WORK TO BE COMPLETED =
Among the records below, find the lines containing "their" and state only how many there are.

GIVEN ENTRIES =
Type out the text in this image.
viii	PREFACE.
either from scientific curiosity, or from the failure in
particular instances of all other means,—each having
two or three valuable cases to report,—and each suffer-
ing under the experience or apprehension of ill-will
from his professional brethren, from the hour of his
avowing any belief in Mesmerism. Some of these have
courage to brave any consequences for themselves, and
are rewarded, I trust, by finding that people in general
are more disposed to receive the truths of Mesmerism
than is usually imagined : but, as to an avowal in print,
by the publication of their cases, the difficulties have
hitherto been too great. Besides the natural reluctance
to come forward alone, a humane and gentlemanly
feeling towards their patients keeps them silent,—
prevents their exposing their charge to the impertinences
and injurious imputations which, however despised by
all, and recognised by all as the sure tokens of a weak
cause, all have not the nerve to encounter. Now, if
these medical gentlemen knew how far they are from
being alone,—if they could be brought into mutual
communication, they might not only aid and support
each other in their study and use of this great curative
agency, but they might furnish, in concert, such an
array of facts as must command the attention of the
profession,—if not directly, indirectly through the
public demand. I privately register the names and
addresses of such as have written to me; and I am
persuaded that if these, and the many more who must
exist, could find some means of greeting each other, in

--

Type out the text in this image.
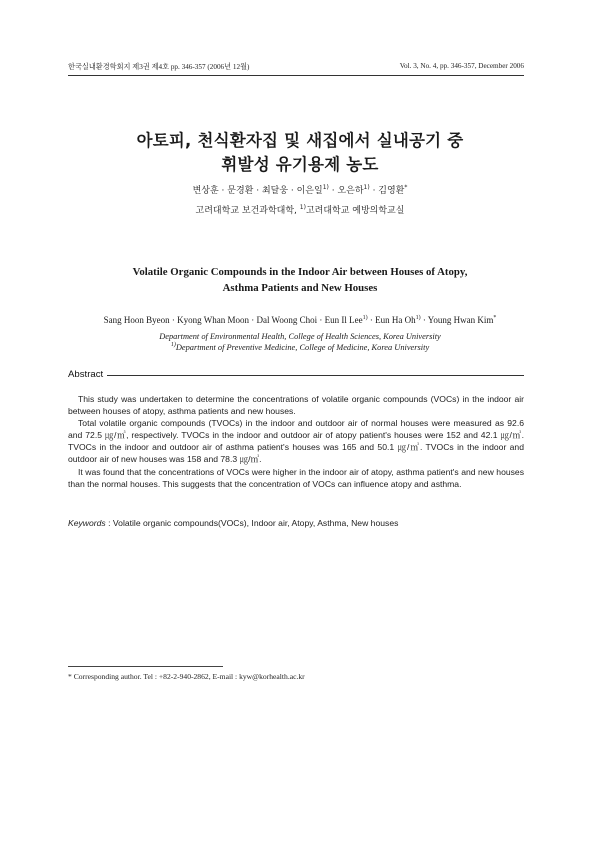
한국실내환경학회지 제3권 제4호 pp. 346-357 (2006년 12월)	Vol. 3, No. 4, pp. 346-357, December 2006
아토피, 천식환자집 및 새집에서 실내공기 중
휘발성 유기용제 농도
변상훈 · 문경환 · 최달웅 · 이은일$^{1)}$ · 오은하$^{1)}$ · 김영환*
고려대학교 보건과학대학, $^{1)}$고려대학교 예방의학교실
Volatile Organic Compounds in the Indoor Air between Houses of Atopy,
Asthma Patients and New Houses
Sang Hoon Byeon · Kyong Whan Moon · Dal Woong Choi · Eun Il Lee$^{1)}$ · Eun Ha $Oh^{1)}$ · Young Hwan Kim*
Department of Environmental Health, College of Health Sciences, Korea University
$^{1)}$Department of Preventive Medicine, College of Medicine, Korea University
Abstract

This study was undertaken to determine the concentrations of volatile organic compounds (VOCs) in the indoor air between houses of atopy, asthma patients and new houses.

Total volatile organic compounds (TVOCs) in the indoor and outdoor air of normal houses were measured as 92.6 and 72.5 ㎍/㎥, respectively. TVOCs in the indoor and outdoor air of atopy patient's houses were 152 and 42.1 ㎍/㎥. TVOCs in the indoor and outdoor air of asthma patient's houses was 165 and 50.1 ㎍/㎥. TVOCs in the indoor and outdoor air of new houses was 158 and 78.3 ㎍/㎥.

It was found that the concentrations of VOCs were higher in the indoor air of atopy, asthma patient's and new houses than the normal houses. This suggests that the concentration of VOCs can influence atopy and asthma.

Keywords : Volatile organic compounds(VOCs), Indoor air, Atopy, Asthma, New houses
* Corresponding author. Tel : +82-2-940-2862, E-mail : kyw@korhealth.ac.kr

---

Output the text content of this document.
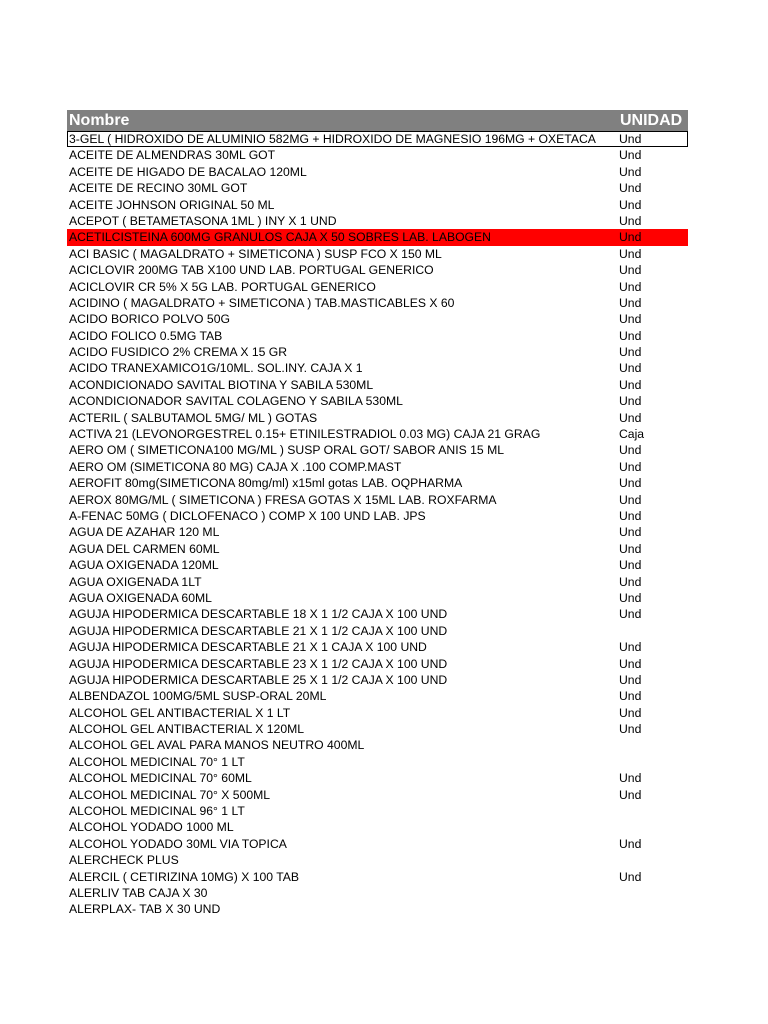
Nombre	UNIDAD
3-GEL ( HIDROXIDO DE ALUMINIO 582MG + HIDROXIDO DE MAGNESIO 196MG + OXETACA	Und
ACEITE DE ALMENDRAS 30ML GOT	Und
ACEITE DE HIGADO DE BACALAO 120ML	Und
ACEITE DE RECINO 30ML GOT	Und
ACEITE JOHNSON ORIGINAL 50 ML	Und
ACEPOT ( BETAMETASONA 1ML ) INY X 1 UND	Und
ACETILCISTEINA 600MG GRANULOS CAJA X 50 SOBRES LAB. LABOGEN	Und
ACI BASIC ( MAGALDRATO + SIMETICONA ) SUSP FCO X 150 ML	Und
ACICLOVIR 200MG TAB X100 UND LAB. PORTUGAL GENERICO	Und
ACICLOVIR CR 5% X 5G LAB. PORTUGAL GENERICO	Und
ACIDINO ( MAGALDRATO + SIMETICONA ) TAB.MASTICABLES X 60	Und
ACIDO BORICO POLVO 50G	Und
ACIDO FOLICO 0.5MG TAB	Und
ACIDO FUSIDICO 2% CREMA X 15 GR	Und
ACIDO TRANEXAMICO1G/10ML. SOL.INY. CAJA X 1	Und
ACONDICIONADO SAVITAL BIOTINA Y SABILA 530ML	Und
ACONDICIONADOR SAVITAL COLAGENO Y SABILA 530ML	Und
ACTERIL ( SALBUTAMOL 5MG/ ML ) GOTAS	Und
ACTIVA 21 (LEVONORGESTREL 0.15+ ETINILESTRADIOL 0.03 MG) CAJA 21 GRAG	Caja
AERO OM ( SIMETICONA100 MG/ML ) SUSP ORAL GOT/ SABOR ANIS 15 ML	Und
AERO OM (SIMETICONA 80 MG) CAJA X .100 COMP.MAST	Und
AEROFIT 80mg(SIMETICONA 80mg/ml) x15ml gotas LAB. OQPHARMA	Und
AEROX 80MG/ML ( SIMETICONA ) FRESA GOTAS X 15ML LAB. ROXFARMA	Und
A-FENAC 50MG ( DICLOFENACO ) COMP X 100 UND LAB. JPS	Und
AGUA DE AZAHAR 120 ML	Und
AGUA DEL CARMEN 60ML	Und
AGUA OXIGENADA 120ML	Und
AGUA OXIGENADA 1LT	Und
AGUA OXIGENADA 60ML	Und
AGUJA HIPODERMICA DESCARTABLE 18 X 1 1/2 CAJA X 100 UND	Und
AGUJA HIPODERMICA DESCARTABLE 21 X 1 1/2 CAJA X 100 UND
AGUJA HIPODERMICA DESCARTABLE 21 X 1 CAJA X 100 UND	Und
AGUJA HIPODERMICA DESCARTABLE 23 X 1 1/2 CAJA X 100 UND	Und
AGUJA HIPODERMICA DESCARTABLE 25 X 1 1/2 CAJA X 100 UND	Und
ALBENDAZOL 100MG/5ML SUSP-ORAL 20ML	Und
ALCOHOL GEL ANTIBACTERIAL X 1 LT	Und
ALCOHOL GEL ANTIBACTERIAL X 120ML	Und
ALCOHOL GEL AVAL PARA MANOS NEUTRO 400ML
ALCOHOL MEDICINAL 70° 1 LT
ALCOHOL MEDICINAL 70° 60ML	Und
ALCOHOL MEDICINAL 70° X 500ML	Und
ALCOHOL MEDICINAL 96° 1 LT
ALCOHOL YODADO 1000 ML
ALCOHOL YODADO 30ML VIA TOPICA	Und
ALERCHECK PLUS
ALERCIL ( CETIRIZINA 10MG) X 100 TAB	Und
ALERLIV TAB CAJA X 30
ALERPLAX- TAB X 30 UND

TASK OUTPUT =
4